(Figure record listings)

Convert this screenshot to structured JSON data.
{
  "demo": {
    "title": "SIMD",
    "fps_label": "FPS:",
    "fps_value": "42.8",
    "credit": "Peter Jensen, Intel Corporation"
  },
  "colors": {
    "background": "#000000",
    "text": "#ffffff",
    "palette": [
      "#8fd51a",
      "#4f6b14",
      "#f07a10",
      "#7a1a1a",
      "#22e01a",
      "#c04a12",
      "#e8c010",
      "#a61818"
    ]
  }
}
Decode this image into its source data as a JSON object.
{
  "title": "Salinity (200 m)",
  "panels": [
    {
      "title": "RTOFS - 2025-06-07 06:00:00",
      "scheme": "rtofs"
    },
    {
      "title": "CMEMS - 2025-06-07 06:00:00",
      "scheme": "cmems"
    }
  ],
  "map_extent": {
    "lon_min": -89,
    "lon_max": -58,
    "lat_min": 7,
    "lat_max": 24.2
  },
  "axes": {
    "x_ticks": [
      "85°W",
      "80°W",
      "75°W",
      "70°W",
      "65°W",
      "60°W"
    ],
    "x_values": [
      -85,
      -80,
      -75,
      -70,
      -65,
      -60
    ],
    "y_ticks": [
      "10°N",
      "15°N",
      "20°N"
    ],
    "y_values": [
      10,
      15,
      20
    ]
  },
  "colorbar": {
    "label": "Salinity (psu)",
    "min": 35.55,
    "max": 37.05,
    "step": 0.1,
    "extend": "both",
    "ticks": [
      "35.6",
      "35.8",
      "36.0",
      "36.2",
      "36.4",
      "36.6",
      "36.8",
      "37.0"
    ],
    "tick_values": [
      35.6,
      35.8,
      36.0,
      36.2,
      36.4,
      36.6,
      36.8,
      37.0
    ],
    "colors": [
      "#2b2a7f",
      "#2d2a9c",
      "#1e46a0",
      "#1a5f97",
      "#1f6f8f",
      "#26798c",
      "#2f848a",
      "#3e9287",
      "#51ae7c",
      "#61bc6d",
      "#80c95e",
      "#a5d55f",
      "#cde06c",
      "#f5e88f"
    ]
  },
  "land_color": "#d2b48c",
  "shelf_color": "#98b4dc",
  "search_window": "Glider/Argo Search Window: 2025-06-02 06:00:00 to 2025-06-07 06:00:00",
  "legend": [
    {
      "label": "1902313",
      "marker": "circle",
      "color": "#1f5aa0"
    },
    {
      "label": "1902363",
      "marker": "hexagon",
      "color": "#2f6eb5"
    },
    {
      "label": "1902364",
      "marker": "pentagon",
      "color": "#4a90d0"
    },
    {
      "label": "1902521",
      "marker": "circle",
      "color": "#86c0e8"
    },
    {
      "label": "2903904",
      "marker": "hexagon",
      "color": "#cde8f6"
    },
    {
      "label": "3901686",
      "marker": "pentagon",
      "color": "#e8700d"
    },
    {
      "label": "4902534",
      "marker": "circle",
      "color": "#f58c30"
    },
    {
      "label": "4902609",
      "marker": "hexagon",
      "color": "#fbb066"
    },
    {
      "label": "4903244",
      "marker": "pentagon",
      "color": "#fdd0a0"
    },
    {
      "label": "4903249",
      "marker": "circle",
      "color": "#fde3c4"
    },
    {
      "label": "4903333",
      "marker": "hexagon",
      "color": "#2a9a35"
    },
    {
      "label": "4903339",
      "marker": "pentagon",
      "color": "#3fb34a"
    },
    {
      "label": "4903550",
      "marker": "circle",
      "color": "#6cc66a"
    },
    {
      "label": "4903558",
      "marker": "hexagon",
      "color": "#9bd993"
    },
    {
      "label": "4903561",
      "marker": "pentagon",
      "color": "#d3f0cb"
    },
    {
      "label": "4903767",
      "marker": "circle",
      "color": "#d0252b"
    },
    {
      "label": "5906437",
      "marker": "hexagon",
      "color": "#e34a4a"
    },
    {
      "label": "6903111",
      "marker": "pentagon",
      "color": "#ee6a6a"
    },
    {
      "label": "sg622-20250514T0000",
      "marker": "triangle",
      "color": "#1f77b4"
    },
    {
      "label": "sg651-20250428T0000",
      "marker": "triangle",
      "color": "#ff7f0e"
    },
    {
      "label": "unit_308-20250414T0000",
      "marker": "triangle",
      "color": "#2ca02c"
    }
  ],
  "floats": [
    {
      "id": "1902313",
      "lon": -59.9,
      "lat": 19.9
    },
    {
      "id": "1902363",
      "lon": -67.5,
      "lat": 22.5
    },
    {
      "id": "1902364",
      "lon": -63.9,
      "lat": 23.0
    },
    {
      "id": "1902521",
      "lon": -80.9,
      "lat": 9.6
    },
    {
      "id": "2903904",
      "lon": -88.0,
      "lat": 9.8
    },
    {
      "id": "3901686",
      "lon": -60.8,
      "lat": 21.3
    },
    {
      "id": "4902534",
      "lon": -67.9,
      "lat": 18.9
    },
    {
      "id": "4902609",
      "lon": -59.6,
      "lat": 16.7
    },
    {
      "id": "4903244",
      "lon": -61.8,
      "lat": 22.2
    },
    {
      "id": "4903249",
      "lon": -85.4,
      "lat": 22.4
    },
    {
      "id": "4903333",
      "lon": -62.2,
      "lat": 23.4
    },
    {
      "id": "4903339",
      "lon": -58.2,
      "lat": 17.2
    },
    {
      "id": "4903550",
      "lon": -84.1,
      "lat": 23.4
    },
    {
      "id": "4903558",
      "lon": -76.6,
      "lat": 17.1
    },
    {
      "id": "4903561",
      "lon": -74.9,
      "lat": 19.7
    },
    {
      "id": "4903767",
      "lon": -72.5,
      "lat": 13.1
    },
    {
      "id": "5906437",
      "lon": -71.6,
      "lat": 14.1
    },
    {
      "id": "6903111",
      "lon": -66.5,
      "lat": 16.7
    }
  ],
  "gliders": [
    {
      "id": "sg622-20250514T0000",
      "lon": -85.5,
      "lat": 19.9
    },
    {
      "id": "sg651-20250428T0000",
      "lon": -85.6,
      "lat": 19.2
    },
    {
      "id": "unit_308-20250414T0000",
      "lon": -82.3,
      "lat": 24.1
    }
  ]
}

### Task instructions
Repeat the listing exactly, from its first line to its last.

### Written answer
Convert this screenshot to structured JSON data.
{
  "demo": {
    "title": "SIMD",
    "fps_label": "FPS:",
    "fps_value": "42.8",
    "credit": "Peter Jensen, Intel Corporation"
  },
  "colors": {
    "background": "#000000",
    "text": "#ffffff",
    "palette": [
      "#8fd51a",
      "#4f6b14",
      "#f07a10",
      "#7a1a1a",
      "#22e01a",
      "#c04a12",
      "#e8c010",
      "#a61818"
    ]
  }
}
Decode this image into its source data as a JSON object.
{
  "title": "Salinity (200 m)",
  "panels": [
    {
      "title": "RTOFS - 2025-06-07 06:00:00",
      "scheme": "rtofs"
    },
    {
      "title": "CMEMS - 2025-06-07 06:00:00",
      "scheme": "cmems"
    }
  ],
  "map_extent": {
    "lon_min": -89,
    "lon_max": -58,
    "lat_min": 7,
    "lat_max": 24.2
  },
  "axes": {
    "x_ticks": [
      "85°W",
      "80°W",
      "75°W",
      "70°W",
      "65°W",
      "60°W"
    ],
    "x_values": [
      -85,
      -80,
      -75,
      -70,
      -65,
      -60
    ],
    "y_ticks": [
      "10°N",
      "15°N",
      "20°N"
    ],
    "y_values": [
      10,
      15,
      20
    ]
  },
  "colorbar": {
    "label": "Salinity (psu)",
    "min": 35.55,
    "max": 37.05,
    "step": 0.1,
    "extend": "both",
    "ticks": [
      "35.6",
      "35.8",
      "36.0",
      "36.2",
      "36.4",
      "36.6",
      "36.8",
      "37.0"
    ],
    "tick_values": [
      35.6,
      35.8,
      36.0,
      36.2,
      36.4,
      36.6,
      36.8,
      37.0
    ],
    "colors": [
      "#2b2a7f",
      "#2d2a9c",
      "#1e46a0",
      "#1a5f97",
      "#1f6f8f",
      "#26798c",
      "#2f848a",
      "#3e9287",
      "#51ae7c",
      "#61bc6d",
      "#80c95e",
      "#a5d55f",
      "#cde06c",
      "#f5e88f"
    ]
  },
  "land_color": "#d2b48c",
  "shelf_color": "#98b4dc",
  "search_window": "Glider/Argo Search Window: 2025-06-02 06:00:00 to 2025-06-07 06:00:00",
  "legend": [
    {
      "label": "1902313",
      "marker": "circle",
      "color": "#1f5aa0"
    },
    {
      "label": "1902363",
      "marker": "hexagon",
      "color": "#2f6eb5"
    },
    {
      "label": "1902364",
      "marker": "pentagon",
      "color": "#4a90d0"
    },
    {
      "label": "1902521",
      "marker": "circle",
      "color": "#86c0e8"
    },
    {
      "label": "2903904",
      "marker": "hexagon",
      "color": "#cde8f6"
    },
    {
      "label": "3901686",
      "marker": "pentagon",
      "color": "#e8700d"
    },
    {
      "label": "4902534",
      "marker": "circle",
      "color": "#f58c30"
    },
    {
      "label": "4902609",
      "marker": "hexagon",
      "color": "#fbb066"
    },
    {
      "label": "4903244",
      "marker": "pentagon",
      "color": "#fdd0a0"
    },
    {
      "label": "4903249",
      "marker": "circle",
      "color": "#fde3c4"
    },
    {
      "label": "4903333",
      "marker": "hexagon",
      "color": "#2a9a35"
    },
    {
      "label": "4903339",
      "marker": "pentagon",
      "color": "#3fb34a"
    },
    {
      "label": "4903550",
      "marker": "circle",
      "color": "#6cc66a"
    },
    {
      "label": "4903558",
      "marker": "hexagon",
      "color": "#9bd993"
    },
    {
      "label": "4903561",
      "marker": "pentagon",
      "color": "#d3f0cb"
    },
    {
      "label": "4903767",
      "marker": "circle",
      "color": "#d0252b"
    },
    {
      "label": "5906437",
      "marker": "hexagon",
      "color": "#e34a4a"
    },
    {
      "label": "6903111",
      "marker": "pentagon",
      "color": "#ee6a6a"
    },
    {
      "label": "sg622-20250514T0000",
      "marker": "triangle",
      "color": "#1f77b4"
    },
    {
      "label": "sg651-20250428T0000",
      "marker": "triangle",
      "color": "#ff7f0e"
    },
    {
      "label": "unit_308-20250414T0000",
      "marker": "triangle",
      "color": "#2ca02c"
    }
  ],
  "floats": [
    {
      "id": "1902313",
      "lon": -59.9,
      "lat": 19.9
    },
    {
      "id": "1902363",
      "lon": -67.5,
      "lat": 22.5
    },
    {
      "id": "1902364",
      "lon": -63.9,
      "lat": 23.0
    },
    {
      "id": "1902521",
      "lon": -80.9,
      "lat": 9.6
    },
    {
      "id": "2903904",
      "lon": -88.0,
      "lat": 9.8
    },
    {
      "id": "3901686",
      "lon": -60.8,
      "lat": 21.3
    },
    {
      "id": "4902534",
      "lon": -67.9,
      "lat": 18.9
    },
    {
      "id": "4902609",
      "lon": -59.6,
      "lat": 16.7
    },
    {
      "id": "4903244",
      "lon": -61.8,
      "lat": 22.2
    },
    {
      "id": "4903249",
      "lon": -85.4,
      "lat": 22.4
    },
    {
      "id": "4903333",
      "lon": -62.2,
      "lat": 23.4
    },
    {
      "id": "4903339",
      "lon": -58.2,
      "lat": 17.2
    },
    {
      "id": "4903550",
      "lon": -84.1,
      "lat": 23.4
    },
    {
      "id": "4903558",
      "lon": -76.6,
      "lat": 17.1
    },
    {
      "id": "4903561",
      "lon": -74.9,
      "lat": 19.7
    },
    {
      "id": "4903767",
      "lon": -72.5,
      "lat": 13.1
    },
    {
      "id": "5906437",
      "lon": -71.6,
      "lat": 14.1
    },
    {
      "id": "6903111",
      "lon": -66.5,
      "lat": 16.7
    }
  ],
  "gliders": [
    {
      "id": "sg622-20250514T0000",
      "lon": -85.5,
      "lat": 19.9
    },
    {
      "id": "sg651-20250428T0000",
      "lon": -85.6,
      "lat": 19.2
    },
    {
      "id": "unit_308-20250414T0000",
      "lon": -82.3,
      "lat": 24.1
    }
  ]
}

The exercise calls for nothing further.